▶ [Source data]:
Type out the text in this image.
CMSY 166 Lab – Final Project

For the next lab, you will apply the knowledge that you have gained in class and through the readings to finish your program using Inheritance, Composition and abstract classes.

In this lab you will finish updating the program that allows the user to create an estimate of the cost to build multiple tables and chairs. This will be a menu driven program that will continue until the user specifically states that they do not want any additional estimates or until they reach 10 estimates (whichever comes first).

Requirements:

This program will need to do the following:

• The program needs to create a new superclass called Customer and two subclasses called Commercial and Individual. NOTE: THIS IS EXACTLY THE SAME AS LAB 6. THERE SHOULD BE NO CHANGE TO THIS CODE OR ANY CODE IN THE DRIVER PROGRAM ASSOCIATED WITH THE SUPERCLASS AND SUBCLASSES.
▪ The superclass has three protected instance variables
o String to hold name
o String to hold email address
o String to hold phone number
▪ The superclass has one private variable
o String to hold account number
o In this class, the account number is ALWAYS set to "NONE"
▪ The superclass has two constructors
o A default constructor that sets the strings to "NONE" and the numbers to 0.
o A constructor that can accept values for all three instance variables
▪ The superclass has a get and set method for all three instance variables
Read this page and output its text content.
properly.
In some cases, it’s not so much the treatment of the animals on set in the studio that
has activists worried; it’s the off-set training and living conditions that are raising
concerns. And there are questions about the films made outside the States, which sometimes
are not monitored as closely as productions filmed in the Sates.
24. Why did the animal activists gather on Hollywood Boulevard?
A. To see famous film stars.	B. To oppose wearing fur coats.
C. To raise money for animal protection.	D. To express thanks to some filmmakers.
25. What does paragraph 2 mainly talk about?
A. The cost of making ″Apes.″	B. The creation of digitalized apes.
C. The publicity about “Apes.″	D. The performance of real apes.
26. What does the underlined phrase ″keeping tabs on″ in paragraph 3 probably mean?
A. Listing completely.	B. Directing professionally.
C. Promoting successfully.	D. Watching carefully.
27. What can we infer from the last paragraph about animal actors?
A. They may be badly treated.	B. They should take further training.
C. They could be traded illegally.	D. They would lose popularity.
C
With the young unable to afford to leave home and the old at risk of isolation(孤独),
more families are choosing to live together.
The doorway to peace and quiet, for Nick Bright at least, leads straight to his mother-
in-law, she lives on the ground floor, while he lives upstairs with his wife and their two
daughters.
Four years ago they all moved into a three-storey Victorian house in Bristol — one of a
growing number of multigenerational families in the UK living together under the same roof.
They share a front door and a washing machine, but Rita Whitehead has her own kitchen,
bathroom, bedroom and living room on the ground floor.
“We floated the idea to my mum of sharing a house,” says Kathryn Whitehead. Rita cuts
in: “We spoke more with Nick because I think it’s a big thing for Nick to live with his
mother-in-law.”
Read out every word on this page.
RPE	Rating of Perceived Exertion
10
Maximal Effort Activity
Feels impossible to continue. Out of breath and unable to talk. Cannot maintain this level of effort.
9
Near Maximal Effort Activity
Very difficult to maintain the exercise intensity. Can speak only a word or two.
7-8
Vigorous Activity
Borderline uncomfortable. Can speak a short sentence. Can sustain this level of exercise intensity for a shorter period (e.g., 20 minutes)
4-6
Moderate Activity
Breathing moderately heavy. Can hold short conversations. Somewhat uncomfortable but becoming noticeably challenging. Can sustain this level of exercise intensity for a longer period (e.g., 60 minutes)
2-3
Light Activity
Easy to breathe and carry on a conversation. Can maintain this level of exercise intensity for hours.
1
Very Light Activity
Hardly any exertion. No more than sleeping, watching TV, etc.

▶ [Objective]:
In the entries above, locate every line with the word "paragraph" and copy it.

▶ [Expected output]:
25. What does paragraph 2 mainly talk about?
26. What does the underlined phrase ″keeping tabs on″ in paragraph 3 probably mean?
27. What can we infer from the last paragraph about animal actors?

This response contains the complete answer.